(Task brief) Select and reproduce each line of the listing below that bears the string "ΜΙΛΗΣΕΙΣ".

- - - - - - -

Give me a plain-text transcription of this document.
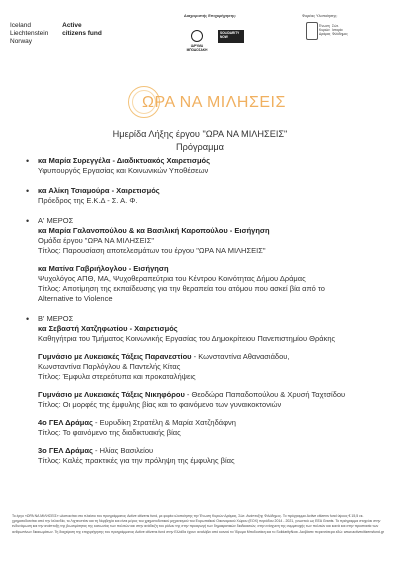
Iceland
Liechtenstein
Norway

Active
citizens fund
Διαχειριστής Επιχορήγησης:
ΙΔΡΥΜΑ ΜΠΟΔΟΣΑΚΗ
SOLIDARITY NOW
Φορέας Υλοποίησης:
Ένωση
Κυριών
Δράμας
Σώτ.
Ιστορία
Φιλόδημος
ΩΡΑ ΝΑ ΜΙΛΗΣΕΙΣ
Ημερίδα Λήξης έργου "ΩΡΑ ΝΑ ΜΙΛΗΣΕΙΣ"
Πρόγραμμα
• κα Μαρία Συρεγγέλα - Διαδικτυακός Χαιρετισμός
Υφυπουργός Εργασίας και Κοινωνικών Υποθέσεων
• κα Αλίκη Τσιαμούρα - Χαιρετισμός
Πρόεδρος της Ε.Κ.Δ - Σ. Α. Φ.
• Α' ΜΕΡΟΣ
κα Μαρία Γαλανοπούλου & κα Βασιλική Καροπούλου - Εισήγηση
Ομάδα έργου "ΩΡΑ ΝΑ ΜΙΛΗΣΕΙΣ"
Τίτλος: Παρουσίαση αποτελεσμάτων του έργου "ΩΡΑ ΝΑ ΜΙΛΗΣΕΙΣ"
κα Ματίνα Γαβριήλογλου - Εισήγηση
Ψυχολόγος ΑΠΘ, ΜΑ, Ψυχοθεραπεύτρια του Κέντρου Κοινότητας Δήμου Δράμας
Τίτλος: Αποτίμηση της εκπαίδευσης για την θεραπεία του ατόμου που ασκεί βία από το
Alternative to Violence
• Β' ΜΕΡΟΣ
κα Σεβαστή Χατζηφωτίου - Χαιρετισμός
Καθηγήτρια του Τμήματος Κοινωνικής Εργασίας του Δημοκρίτειου Πανεπιστημίου Θράκης
Γυμνάσιο με Λυκειακές Τάξεις Παρανεστίου - Κωνσταντίνα Αθανασιάδου,
Κωνσταντίνα Παρλόγλου & Παντελής Κίτας
Τίτλος: Έμφυλα στερεότυπα και προκαταλήψεις
Γυμνάσιο με Λυκειακές Τάξεις Νικηφόρου - Θεοδώρα Παπαδοπούλου & Χρυσή Ταχτσίδου
Τίτλος: Οι μορφές της έμφυλης βίας και το φαινόμενο των γυναικοκτονιών
4ο ΓΕΛ Δράμας - Ευρυδίκη Στρατέλη & Μαρία Χατζηδάφνη
Τίτλος: Το φαινόμενο της διαδικτυακής βίας
3ο ΓΕΛ Δράμας - Ηλίας Βασιλείου
Τίτλος: Καλές πρακτικές για την πρόληψη της έμφυλης βίας
Το έργο «ΩΡΑ ΝΑ ΜΙΛΗΣΕΙΣ» υλοποιείται στο πλαίσιο του προγράμματος Active citizens fund, με φορέα υλοποίησης την Ένωση Κυριών Δράμας, Σώτ. Ανάπτυξης Φιλόδημος. Το πρόγραμμα Active citizens fund ύψους € 15,5 εκ. χρηματοδοτείται από την Ισλανδία, το Λιχτενστάιν και τη Νορβηγία και είναι μέρος του χρηματοδοτικού μηχανισμού του Ευρωπαϊκού Οικονομικού Χώρου (ΕΟΧ) περιόδου 2014 - 2021, γνωστού ως EEA Grants. Το πρόγραμμα στοχεύει στην ενδυνάμωση και την ανάπτυξη της βιωσιμότητας της κοινωνίας των πολιτών και στην ανάδειξη του ρόλου της στην προαγωγή των δημοκρατικών διαδικασιών, στην ενίσχυση της συμμετοχής των πολιτών και κοινά και στην προστασία των ανθρωπίνων δικαιωμάτων. Τη διαχείριση της επιχορήγησης του προγράμματος Active citizens fund στην Ελλάδα έχουν αναλάβει από κοινού τα Ίδρυμα Μποδοσάκη και το SolidarityNow. Διαβάστε περισσότερα εδώ: www.activecitizensfund.gr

- - - - - - -

(Result for this exercise)
ΩΡΑ ΝΑ ΜΙΛΗΣΕΙΣ
Ημερίδα Λήξης έργου "ΩΡΑ ΝΑ ΜΙΛΗΣΕΙΣ"
Ομάδα έργου "ΩΡΑ ΝΑ ΜΙΛΗΣΕΙΣ"
Τίτλος: Παρουσίαση αποτελεσμάτων του έργου "ΩΡΑ ΝΑ ΜΙΛΗΣΕΙΣ"
Το έργο «ΩΡΑ ΝΑ ΜΙΛΗΣΕΙΣ» υλοποιείται στο πλαίσιο του προγράμματος Active citizens fund, με φορέα υλοποίησης την Ένωση Κυριών Δράμας, Σώτ. Ανάπτυξης Φιλόδημος. Το πρόγραμμα Active citizens fund ύψους € 15,5 εκ. χρηματοδοτείται από την Ισλανδία, το Λιχτενστάιν και τη Νορβηγία και είναι μέρος του χρηματοδοτικού μηχανισμού του Ευρωπαϊκού Οικονομικού Χώρου (ΕΟΧ) περιόδου 2014 - 2021, γνωστού ως EEA Grants. Το πρόγραμμα στοχεύει στην ενδυνάμωση και την ανάπτυξη της βιωσιμότητας της κοινωνίας των πολιτών και στην ανάδειξη του ρόλου της στην προαγωγή των δημοκρατικών διαδικασιών, στην ενίσχυση της συμμετοχής των πολιτών και κοινά και στην προστασία των ανθρωπίνων δικαιωμάτων. Τη διαχείριση της επιχορήγησης του προγράμματος Active citizens fund στην Ελλάδα έχουν αναλάβει από κοινού τα Ίδρυμα Μποδοσάκη και το SolidarityNow. Διαβάστε περισσότερα εδώ: www.activecitizensfund.gr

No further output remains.